Source material
=-=-=

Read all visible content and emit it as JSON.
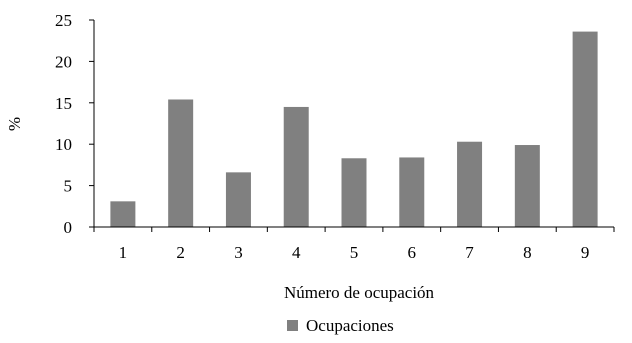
{
  "chart_data": {
    "type": "bar",
    "title": "",
    "xlabel": "Número de ocupación",
    "ylabel": "%",
    "categories": [
      "1",
      "2",
      "3",
      "4",
      "5",
      "6",
      "7",
      "8",
      "9"
    ],
    "series": [
      {
        "name": "Ocupaciones",
        "values": [
          3.1,
          15.4,
          6.6,
          14.5,
          8.3,
          8.4,
          10.3,
          9.9,
          23.6
        ],
        "color": "#808080"
      }
    ],
    "ylim": [
      0,
      25
    ],
    "yticks": [
      "0",
      "5",
      "10",
      "15",
      "20",
      "25"
    ],
    "grid": false,
    "legend": "bottom-center"
  }
}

=-=-=

Required work
Reproduce each entry precisely, dropping only the pictures.

Full solution
Read all visible content and emit it as JSON.
{
  "chart_data": {
    "type": "bar",
    "title": "",
    "xlabel": "Número de ocupación",
    "ylabel": "%",
    "categories": [
      "1",
      "2",
      "3",
      "4",
      "5",
      "6",
      "7",
      "8",
      "9"
    ],
    "series": [
      {
        "name": "Ocupaciones",
        "values": [
          3.1,
          15.4,
          6.6,
          14.5,
          8.3,
          8.4,
          10.3,
          9.9,
          23.6
        ],
        "color": "#808080"
      }
    ],
    "ylim": [
      0,
      25
    ],
    "yticks": [
      "0",
      "5",
      "10",
      "15",
      "20",
      "25"
    ],
    "grid": false,
    "legend": "bottom-center"
  }
}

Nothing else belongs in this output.